Short exercise: Reproduce every record below exactly as it appears.

Extracted information:
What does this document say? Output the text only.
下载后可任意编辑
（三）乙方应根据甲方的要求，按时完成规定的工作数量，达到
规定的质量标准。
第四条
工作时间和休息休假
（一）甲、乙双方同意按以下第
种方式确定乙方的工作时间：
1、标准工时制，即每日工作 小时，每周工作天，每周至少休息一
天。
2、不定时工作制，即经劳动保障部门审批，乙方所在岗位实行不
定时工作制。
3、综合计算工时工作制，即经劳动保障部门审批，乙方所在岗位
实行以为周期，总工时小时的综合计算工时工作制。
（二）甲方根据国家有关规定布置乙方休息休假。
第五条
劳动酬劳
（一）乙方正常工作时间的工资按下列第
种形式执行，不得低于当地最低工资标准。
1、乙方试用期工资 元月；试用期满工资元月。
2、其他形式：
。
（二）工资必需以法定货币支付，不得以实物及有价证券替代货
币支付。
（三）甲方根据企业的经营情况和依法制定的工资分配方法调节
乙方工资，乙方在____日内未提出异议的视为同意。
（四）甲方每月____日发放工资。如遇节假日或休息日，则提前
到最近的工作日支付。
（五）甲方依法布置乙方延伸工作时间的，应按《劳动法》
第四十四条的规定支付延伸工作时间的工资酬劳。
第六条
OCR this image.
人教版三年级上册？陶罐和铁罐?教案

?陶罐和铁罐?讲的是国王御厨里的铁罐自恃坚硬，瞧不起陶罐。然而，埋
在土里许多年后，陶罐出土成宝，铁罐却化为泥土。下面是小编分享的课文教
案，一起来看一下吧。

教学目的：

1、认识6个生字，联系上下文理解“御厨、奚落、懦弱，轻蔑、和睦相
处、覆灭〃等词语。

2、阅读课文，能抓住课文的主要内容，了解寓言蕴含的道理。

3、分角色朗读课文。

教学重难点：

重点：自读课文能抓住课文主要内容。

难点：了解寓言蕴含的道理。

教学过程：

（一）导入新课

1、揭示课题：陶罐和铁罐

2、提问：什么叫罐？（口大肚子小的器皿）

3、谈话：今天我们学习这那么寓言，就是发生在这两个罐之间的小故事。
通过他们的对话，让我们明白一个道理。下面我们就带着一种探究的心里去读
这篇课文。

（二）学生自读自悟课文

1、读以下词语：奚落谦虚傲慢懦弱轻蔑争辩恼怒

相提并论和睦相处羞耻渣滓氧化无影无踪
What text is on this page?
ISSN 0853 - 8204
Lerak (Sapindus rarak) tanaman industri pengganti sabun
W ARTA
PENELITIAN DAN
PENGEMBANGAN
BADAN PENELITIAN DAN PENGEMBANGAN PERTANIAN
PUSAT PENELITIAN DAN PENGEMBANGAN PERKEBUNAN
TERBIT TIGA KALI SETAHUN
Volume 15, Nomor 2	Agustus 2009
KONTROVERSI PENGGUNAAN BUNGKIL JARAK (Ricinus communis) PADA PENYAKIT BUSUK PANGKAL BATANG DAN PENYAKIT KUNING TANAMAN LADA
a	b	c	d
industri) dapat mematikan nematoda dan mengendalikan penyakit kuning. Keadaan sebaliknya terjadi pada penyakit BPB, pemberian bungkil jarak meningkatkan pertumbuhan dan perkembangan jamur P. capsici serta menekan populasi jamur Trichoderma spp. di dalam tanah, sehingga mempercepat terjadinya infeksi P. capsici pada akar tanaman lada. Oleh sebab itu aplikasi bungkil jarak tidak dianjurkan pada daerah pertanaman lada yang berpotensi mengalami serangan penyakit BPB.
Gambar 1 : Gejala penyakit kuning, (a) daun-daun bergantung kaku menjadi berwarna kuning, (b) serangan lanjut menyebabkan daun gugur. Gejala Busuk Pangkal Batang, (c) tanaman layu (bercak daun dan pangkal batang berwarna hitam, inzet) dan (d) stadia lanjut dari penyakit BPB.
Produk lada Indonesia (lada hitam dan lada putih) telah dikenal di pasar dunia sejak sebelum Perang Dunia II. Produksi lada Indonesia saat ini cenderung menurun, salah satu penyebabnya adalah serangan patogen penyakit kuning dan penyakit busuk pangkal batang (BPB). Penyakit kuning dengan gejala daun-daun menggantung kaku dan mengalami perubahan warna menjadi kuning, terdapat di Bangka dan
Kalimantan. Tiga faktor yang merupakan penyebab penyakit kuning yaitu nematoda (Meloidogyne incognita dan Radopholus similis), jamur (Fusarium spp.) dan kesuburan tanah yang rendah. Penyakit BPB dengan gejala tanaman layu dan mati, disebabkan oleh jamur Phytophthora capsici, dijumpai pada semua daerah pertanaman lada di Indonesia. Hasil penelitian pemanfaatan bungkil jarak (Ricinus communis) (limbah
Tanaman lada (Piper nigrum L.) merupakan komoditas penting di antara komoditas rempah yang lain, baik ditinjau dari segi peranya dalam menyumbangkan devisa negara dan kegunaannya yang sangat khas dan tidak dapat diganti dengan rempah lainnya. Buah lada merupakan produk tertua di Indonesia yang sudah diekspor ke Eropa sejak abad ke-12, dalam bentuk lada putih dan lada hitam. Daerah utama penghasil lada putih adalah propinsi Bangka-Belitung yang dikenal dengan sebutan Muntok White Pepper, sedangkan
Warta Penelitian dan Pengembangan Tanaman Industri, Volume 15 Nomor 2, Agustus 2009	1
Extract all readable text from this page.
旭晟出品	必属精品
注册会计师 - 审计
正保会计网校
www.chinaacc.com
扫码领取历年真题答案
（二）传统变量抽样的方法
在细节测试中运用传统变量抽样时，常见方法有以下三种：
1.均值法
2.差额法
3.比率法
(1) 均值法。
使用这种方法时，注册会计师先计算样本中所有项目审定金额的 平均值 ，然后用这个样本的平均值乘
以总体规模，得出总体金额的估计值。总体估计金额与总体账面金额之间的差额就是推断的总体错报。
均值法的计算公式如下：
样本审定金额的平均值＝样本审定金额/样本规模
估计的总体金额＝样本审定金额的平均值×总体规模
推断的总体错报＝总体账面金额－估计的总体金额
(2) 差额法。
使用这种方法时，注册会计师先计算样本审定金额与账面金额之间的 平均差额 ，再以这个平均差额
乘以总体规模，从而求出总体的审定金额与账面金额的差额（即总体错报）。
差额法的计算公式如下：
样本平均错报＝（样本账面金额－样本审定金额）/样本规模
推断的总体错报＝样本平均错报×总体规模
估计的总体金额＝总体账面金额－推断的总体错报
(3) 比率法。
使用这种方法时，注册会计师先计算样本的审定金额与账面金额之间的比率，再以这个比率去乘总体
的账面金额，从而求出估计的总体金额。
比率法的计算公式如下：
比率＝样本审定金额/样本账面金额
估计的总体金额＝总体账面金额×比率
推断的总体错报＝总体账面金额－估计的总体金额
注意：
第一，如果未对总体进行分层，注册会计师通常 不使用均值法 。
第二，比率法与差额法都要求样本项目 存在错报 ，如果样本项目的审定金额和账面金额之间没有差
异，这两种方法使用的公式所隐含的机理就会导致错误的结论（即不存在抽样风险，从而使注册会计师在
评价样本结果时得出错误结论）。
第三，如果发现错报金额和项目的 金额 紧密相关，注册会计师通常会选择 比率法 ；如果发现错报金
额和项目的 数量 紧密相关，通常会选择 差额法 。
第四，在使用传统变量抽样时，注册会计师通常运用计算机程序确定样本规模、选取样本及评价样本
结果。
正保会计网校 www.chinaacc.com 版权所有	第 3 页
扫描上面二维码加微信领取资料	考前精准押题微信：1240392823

Reply to the exercise:
What does this document say? Output the text only.
下载后可任意编辑
（三）乙方应根据甲方的要求，按时完成规定的工作数量，达到
规定的质量标准。
第四条
工作时间和休息休假
（一）甲、乙双方同意按以下第
种方式确定乙方的工作时间：
1、标准工时制，即每日工作 小时，每周工作天，每周至少休息一
天。
2、不定时工作制，即经劳动保障部门审批，乙方所在岗位实行不
定时工作制。
3、综合计算工时工作制，即经劳动保障部门审批，乙方所在岗位
实行以为周期，总工时小时的综合计算工时工作制。
（二）甲方根据国家有关规定布置乙方休息休假。
第五条
劳动酬劳
（一）乙方正常工作时间的工资按下列第
种形式执行，不得低于当地最低工资标准。
1、乙方试用期工资 元月；试用期满工资元月。
2、其他形式：
。
（二）工资必需以法定货币支付，不得以实物及有价证券替代货
币支付。
（三）甲方根据企业的经营情况和依法制定的工资分配方法调节
乙方工资，乙方在____日内未提出异议的视为同意。
（四）甲方每月____日发放工资。如遇节假日或休息日，则提前
到最近的工作日支付。
（五）甲方依法布置乙方延伸工作时间的，应按《劳动法》
第四十四条的规定支付延伸工作时间的工资酬劳。
第六条
OCR this image.
人教版三年级上册？陶罐和铁罐?教案

?陶罐和铁罐?讲的是国王御厨里的铁罐自恃坚硬，瞧不起陶罐。然而，埋
在土里许多年后，陶罐出土成宝，铁罐却化为泥土。下面是小编分享的课文教
案，一起来看一下吧。

教学目的：

1、认识6个生字，联系上下文理解“御厨、奚落、懦弱，轻蔑、和睦相
处、覆灭〃等词语。

2、阅读课文，能抓住课文的主要内容，了解寓言蕴含的道理。

3、分角色朗读课文。

教学重难点：

重点：自读课文能抓住课文主要内容。

难点：了解寓言蕴含的道理。

教学过程：

（一）导入新课

1、揭示课题：陶罐和铁罐

2、提问：什么叫罐？（口大肚子小的器皿）

3、谈话：今天我们学习这那么寓言，就是发生在这两个罐之间的小故事。
通过他们的对话，让我们明白一个道理。下面我们就带着一种探究的心里去读
这篇课文。

（二）学生自读自悟课文

1、读以下词语：奚落谦虚傲慢懦弱轻蔑争辩恼怒

相提并论和睦相处羞耻渣滓氧化无影无踪
What text is on this page?
ISSN 0853 - 8204
Lerak (Sapindus rarak) tanaman industri pengganti sabun
W ARTA
PENELITIAN DAN
PENGEMBANGAN
BADAN PENELITIAN DAN PENGEMBANGAN PERTANIAN
PUSAT PENELITIAN DAN PENGEMBANGAN PERKEBUNAN
TERBIT TIGA KALI SETAHUN
Volume 15, Nomor 2	Agustus 2009
KONTROVERSI PENGGUNAAN BUNGKIL JARAK (Ricinus communis) PADA PENYAKIT BUSUK PANGKAL BATANG DAN PENYAKIT KUNING TANAMAN LADA
a	b	c	d
industri) dapat mematikan nematoda dan mengendalikan penyakit kuning. Keadaan sebaliknya terjadi pada penyakit BPB, pemberian bungkil jarak meningkatkan pertumbuhan dan perkembangan jamur P. capsici serta menekan populasi jamur Trichoderma spp. di dalam tanah, sehingga mempercepat terjadinya infeksi P. capsici pada akar tanaman lada. Oleh sebab itu aplikasi bungkil jarak tidak dianjurkan pada daerah pertanaman lada yang berpotensi mengalami serangan penyakit BPB.
Gambar 1 : Gejala penyakit kuning, (a) daun-daun bergantung kaku menjadi berwarna kuning, (b) serangan lanjut menyebabkan daun gugur. Gejala Busuk Pangkal Batang, (c) tanaman layu (bercak daun dan pangkal batang berwarna hitam, inzet) dan (d) stadia lanjut dari penyakit BPB.
Produk lada Indonesia (lada hitam dan lada putih) telah dikenal di pasar dunia sejak sebelum Perang Dunia II. Produksi lada Indonesia saat ini cenderung menurun, salah satu penyebabnya adalah serangan patogen penyakit kuning dan penyakit busuk pangkal batang (BPB). Penyakit kuning dengan gejala daun-daun menggantung kaku dan mengalami perubahan warna menjadi kuning, terdapat di Bangka dan
Kalimantan. Tiga faktor yang merupakan penyebab penyakit kuning yaitu nematoda (Meloidogyne incognita dan Radopholus similis), jamur (Fusarium spp.) dan kesuburan tanah yang rendah. Penyakit BPB dengan gejala tanaman layu dan mati, disebabkan oleh jamur Phytophthora capsici, dijumpai pada semua daerah pertanaman lada di Indonesia. Hasil penelitian pemanfaatan bungkil jarak (Ricinus communis) (limbah
Tanaman lada (Piper nigrum L.) merupakan komoditas penting di antara komoditas rempah yang lain, baik ditinjau dari segi peranya dalam menyumbangkan devisa negara dan kegunaannya yang sangat khas dan tidak dapat diganti dengan rempah lainnya. Buah lada merupakan produk tertua di Indonesia yang sudah diekspor ke Eropa sejak abad ke-12, dalam bentuk lada putih dan lada hitam. Daerah utama penghasil lada putih adalah propinsi Bangka-Belitung yang dikenal dengan sebutan Muntok White Pepper, sedangkan
Warta Penelitian dan Pengembangan Tanaman Industri, Volume 15 Nomor 2, Agustus 2009	1
Extract all readable text from this page.
旭晟出品	必属精品
注册会计师 - 审计
正保会计网校
www.chinaacc.com
扫码领取历年真题答案
（二）传统变量抽样的方法
在细节测试中运用传统变量抽样时，常见方法有以下三种：
1.均值法
2.差额法
3.比率法
(1) 均值法。
使用这种方法时，注册会计师先计算样本中所有项目审定金额的 平均值 ，然后用这个样本的平均值乘
以总体规模，得出总体金额的估计值。总体估计金额与总体账面金额之间的差额就是推断的总体错报。
均值法的计算公式如下：
样本审定金额的平均值＝样本审定金额/样本规模
估计的总体金额＝样本审定金额的平均值×总体规模
推断的总体错报＝总体账面金额－估计的总体金额
(2) 差额法。
使用这种方法时，注册会计师先计算样本审定金额与账面金额之间的 平均差额 ，再以这个平均差额
乘以总体规模，从而求出总体的审定金额与账面金额的差额（即总体错报）。
差额法的计算公式如下：
样本平均错报＝（样本账面金额－样本审定金额）/样本规模
推断的总体错报＝样本平均错报×总体规模
估计的总体金额＝总体账面金额－推断的总体错报
(3) 比率法。
使用这种方法时，注册会计师先计算样本的审定金额与账面金额之间的比率，再以这个比率去乘总体
的账面金额，从而求出估计的总体金额。
比率法的计算公式如下：
比率＝样本审定金额/样本账面金额
估计的总体金额＝总体账面金额×比率
推断的总体错报＝总体账面金额－估计的总体金额
注意：
第一，如果未对总体进行分层，注册会计师通常 不使用均值法 。
第二，比率法与差额法都要求样本项目 存在错报 ，如果样本项目的审定金额和账面金额之间没有差
异，这两种方法使用的公式所隐含的机理就会导致错误的结论（即不存在抽样风险，从而使注册会计师在
评价样本结果时得出错误结论）。
第三，如果发现错报金额和项目的 金额 紧密相关，注册会计师通常会选择 比率法 ；如果发现错报金
额和项目的 数量 紧密相关，通常会选择 差额法 。
第四，在使用传统变量抽样时，注册会计师通常运用计算机程序确定样本规模、选取样本及评价样本
结果。
正保会计网校 www.chinaacc.com 版权所有	第 3 页
扫描上面二维码加微信领取资料	考前精准押题微信：1240392823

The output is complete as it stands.